▶ [EXERCISE REQUIREMENTS]:
The data must be returned in full and exactly as given.

▶ [RECORDED DATA]:
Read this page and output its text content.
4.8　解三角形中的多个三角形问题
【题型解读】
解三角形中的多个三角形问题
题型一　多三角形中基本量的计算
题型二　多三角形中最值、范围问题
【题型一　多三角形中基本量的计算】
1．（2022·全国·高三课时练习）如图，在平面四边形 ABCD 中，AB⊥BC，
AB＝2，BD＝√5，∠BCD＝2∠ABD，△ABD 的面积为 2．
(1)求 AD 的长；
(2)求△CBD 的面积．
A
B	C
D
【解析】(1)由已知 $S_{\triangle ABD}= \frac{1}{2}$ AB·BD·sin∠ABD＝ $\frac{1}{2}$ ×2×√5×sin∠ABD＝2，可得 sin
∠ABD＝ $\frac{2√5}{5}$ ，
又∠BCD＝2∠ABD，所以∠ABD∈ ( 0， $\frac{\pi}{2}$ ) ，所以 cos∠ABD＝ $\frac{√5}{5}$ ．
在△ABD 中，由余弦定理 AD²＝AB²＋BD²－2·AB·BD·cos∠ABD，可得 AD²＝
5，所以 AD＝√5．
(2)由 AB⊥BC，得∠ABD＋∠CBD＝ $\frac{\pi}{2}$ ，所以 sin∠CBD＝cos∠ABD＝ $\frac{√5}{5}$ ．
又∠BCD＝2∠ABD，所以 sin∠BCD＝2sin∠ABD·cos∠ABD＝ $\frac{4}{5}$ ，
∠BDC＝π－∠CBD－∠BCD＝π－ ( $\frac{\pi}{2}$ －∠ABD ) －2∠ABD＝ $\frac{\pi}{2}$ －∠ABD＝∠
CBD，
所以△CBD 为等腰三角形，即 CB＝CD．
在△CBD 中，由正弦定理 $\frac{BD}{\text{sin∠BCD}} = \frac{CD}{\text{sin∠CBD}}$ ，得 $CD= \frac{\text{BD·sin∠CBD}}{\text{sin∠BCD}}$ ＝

▶ [TASK ANSWER]:
Read this page and output its text content.
4.8　解三角形中的多个三角形问题
【题型解读】
解三角形中的多个三角形问题
题型一　多三角形中基本量的计算
题型二　多三角形中最值、范围问题
【题型一　多三角形中基本量的计算】
1．（2022·全国·高三课时练习）如图，在平面四边形 ABCD 中，AB⊥BC，
AB＝2，BD＝√5，∠BCD＝2∠ABD，△ABD 的面积为 2．
(1)求 AD 的长；
(2)求△CBD 的面积．
A
B	C
D
【解析】(1)由已知 $S_{\triangle ABD}= \frac{1}{2}$ AB·BD·sin∠ABD＝ $\frac{1}{2}$ ×2×√5×sin∠ABD＝2，可得 sin
∠ABD＝ $\frac{2√5}{5}$ ，
又∠BCD＝2∠ABD，所以∠ABD∈ ( 0， $\frac{\pi}{2}$ ) ，所以 cos∠ABD＝ $\frac{√5}{5}$ ．
在△ABD 中，由余弦定理 AD²＝AB²＋BD²－2·AB·BD·cos∠ABD，可得 AD²＝
5，所以 AD＝√5．
(2)由 AB⊥BC，得∠ABD＋∠CBD＝ $\frac{\pi}{2}$ ，所以 sin∠CBD＝cos∠ABD＝ $\frac{√5}{5}$ ．
又∠BCD＝2∠ABD，所以 sin∠BCD＝2sin∠ABD·cos∠ABD＝ $\frac{4}{5}$ ，
∠BDC＝π－∠CBD－∠BCD＝π－ ( $\frac{\pi}{2}$ －∠ABD ) －2∠ABD＝ $\frac{\pi}{2}$ －∠ABD＝∠
CBD，
所以△CBD 为等腰三角形，即 CB＝CD．
在△CBD 中，由正弦定理 $\frac{BD}{\text{sin∠BCD}} = \frac{CD}{\text{sin∠CBD}}$ ，得 $CD= \frac{\text{BD·sin∠CBD}}{\text{sin∠BCD}}$ ＝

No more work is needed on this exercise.